• Exercise data:

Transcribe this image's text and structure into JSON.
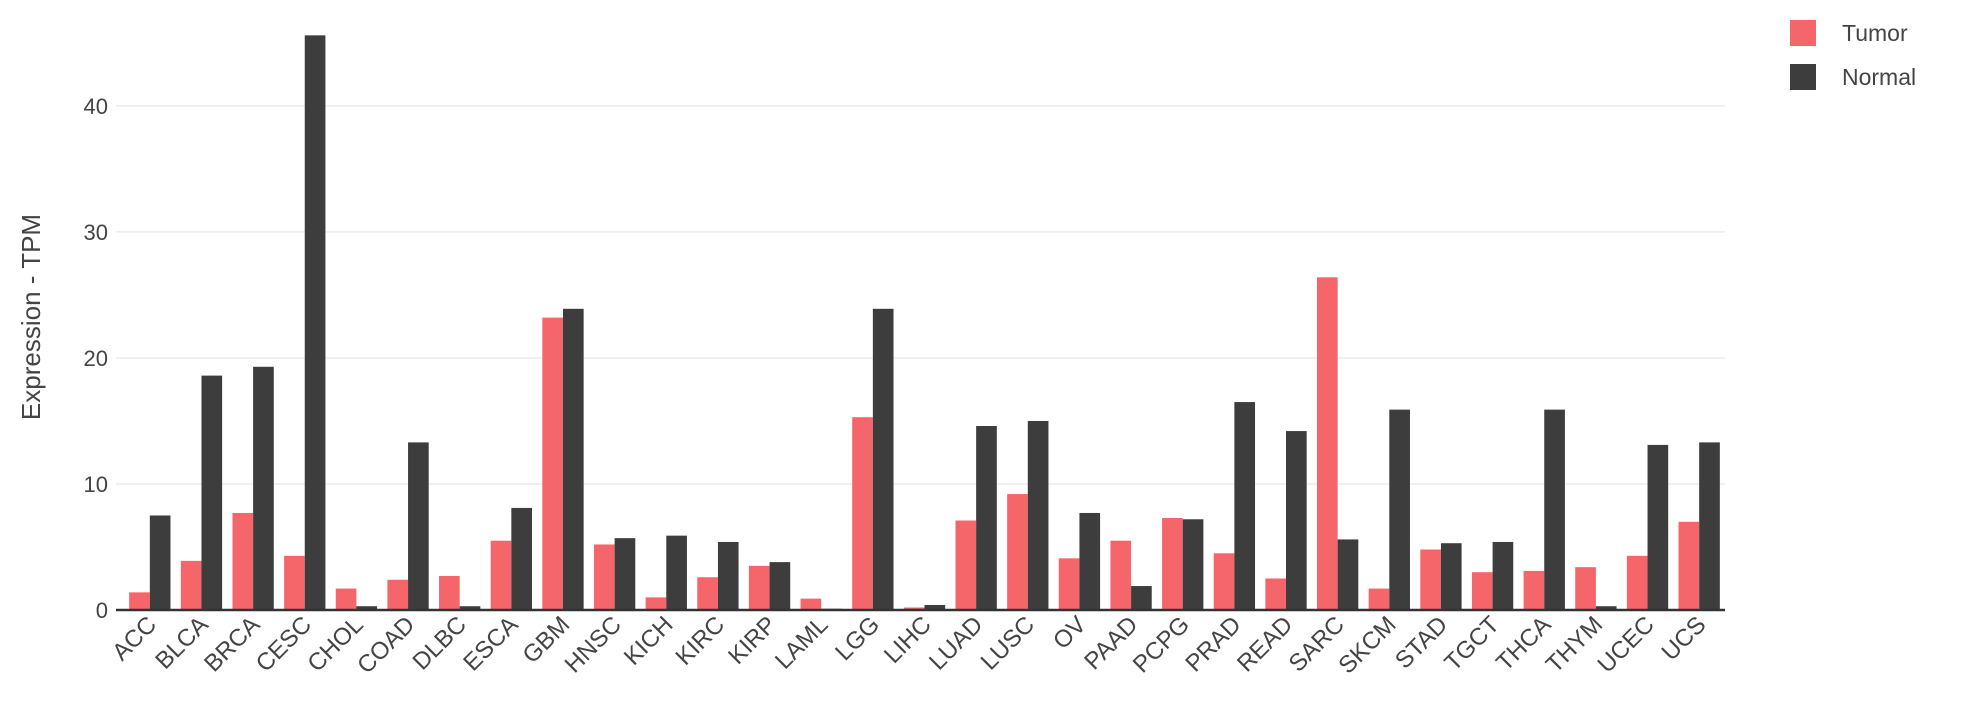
{
  "chart_data": {
    "type": "bar",
    "y_label": "Expression - TPM",
    "categories": [
      "ACC",
      "BLCA",
      "BRCA",
      "CESC",
      "CHOL",
      "COAD",
      "DLBC",
      "ESCA",
      "GBM",
      "HNSC",
      "KICH",
      "KIRC",
      "KIRP",
      "LAML",
      "LGG",
      "LIHC",
      "LUAD",
      "LUSC",
      "OV",
      "PAAD",
      "PCPG",
      "PRAD",
      "READ",
      "SARC",
      "SKCM",
      "STAD",
      "TGCT",
      "THCA",
      "THYM",
      "UCEC",
      "UCS"
    ],
    "series": [
      {
        "name": "Tumor",
        "color": "#f5666b",
        "values": [
          1.4,
          3.9,
          7.7,
          4.3,
          1.7,
          2.4,
          2.7,
          5.5,
          23.2,
          5.2,
          1.0,
          2.6,
          3.5,
          0.9,
          15.3,
          0.2,
          7.1,
          9.2,
          4.1,
          5.5,
          7.3,
          4.5,
          2.5,
          26.4,
          1.7,
          4.8,
          3.0,
          3.1,
          3.4,
          4.3,
          7.0
        ]
      },
      {
        "name": "Normal",
        "color": "#3d3d3d",
        "values": [
          7.5,
          18.6,
          19.3,
          45.6,
          0.3,
          13.3,
          0.3,
          8.1,
          23.9,
          5.7,
          5.9,
          5.4,
          3.8,
          0.1,
          23.9,
          0.4,
          14.6,
          15.0,
          7.7,
          1.9,
          7.2,
          16.5,
          14.2,
          5.6,
          15.9,
          5.3,
          5.4,
          15.9,
          0.3,
          13.1,
          13.3
        ]
      }
    ],
    "ylim": [
      0,
      46.5
    ],
    "yticks": [
      0,
      10,
      20,
      30,
      40
    ],
    "grid": true,
    "legend": "top-right"
  }
}
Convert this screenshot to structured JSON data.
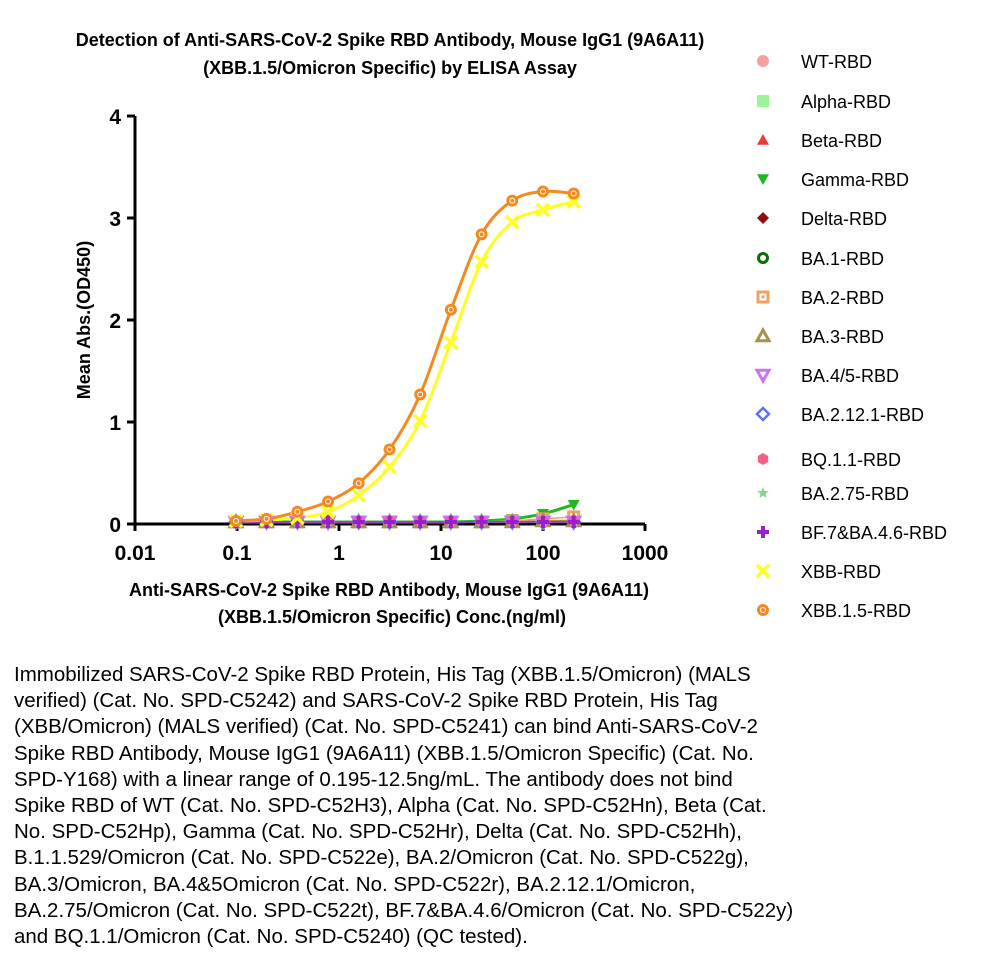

• What you are asked to do:
Restate the records word for word, omitting images.

• Result for this task:
Transcribe this image's text and structure into JSON.
{
  "chart_data": {
    "type": "bar",
    "y_label": "Expression - TPM",
    "categories": [
      "ACC",
      "BLCA",
      "BRCA",
      "CESC",
      "CHOL",
      "COAD",
      "DLBC",
      "ESCA",
      "GBM",
      "HNSC",
      "KICH",
      "KIRC",
      "KIRP",
      "LAML",
      "LGG",
      "LIHC",
      "LUAD",
      "LUSC",
      "OV",
      "PAAD",
      "PCPG",
      "PRAD",
      "READ",
      "SARC",
      "SKCM",
      "STAD",
      "TGCT",
      "THCA",
      "THYM",
      "UCEC",
      "UCS"
    ],
    "series": [
      {
        "name": "Tumor",
        "color": "#f5666b",
        "values": [
          1.4,
          3.9,
          7.7,
          4.3,
          1.7,
          2.4,
          2.7,
          5.5,
          23.2,
          5.2,
          1.0,
          2.6,
          3.5,
          0.9,
          15.3,
          0.2,
          7.1,
          9.2,
          4.1,
          5.5,
          7.3,
          4.5,
          2.5,
          26.4,
          1.7,
          4.8,
          3.0,
          3.1,
          3.4,
          4.3,
          7.0
        ]
      },
      {
        "name": "Normal",
        "color": "#3d3d3d",
        "values": [
          7.5,
          18.6,
          19.3,
          45.6,
          0.3,
          13.3,
          0.3,
          8.1,
          23.9,
          5.7,
          5.9,
          5.4,
          3.8,
          0.1,
          23.9,
          0.4,
          14.6,
          15.0,
          7.7,
          1.9,
          7.2,
          16.5,
          14.2,
          5.6,
          15.9,
          5.3,
          5.4,
          15.9,
          0.3,
          13.1,
          13.3
        ]
      }
    ],
    "ylim": [
      0,
      46.5
    ],
    "yticks": [
      0,
      10,
      20,
      30,
      40
    ],
    "grid": true,
    "legend": "top-right"
  }
}
Convert this screenshot to structured JSON data.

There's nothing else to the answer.